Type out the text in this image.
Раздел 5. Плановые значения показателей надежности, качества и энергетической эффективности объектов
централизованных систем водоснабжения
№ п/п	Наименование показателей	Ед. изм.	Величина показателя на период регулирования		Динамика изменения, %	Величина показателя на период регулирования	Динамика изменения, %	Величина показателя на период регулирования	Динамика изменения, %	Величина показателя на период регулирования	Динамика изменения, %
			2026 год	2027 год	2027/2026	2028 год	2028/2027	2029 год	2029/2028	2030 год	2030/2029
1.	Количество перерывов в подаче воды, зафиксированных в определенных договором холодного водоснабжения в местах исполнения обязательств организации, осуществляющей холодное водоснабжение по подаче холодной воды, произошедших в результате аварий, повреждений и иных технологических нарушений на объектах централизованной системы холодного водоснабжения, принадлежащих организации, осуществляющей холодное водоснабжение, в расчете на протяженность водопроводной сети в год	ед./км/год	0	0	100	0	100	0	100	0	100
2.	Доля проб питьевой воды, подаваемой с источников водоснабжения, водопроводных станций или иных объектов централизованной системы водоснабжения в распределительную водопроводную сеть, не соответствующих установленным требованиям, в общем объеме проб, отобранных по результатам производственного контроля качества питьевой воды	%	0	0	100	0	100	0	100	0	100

┄┄┄┄┄┄

■ Exercise objective: Find every line in the records above that holds the word "показателей", and copy each one.

■ Response:
Раздел 5. Плановые значения показателей надежности, качества и энергетической эффективности объектов
№ п/п	Наименование показателей	Ед. изм.	Величина показателя на период регулирования		Динамика изменения, %	Величина показателя на период регулирования	Динамика изменения, %	Величина показателя на период регулирования	Динамика изменения, %	Величина показателя на период регулирования	Динамика изменения, %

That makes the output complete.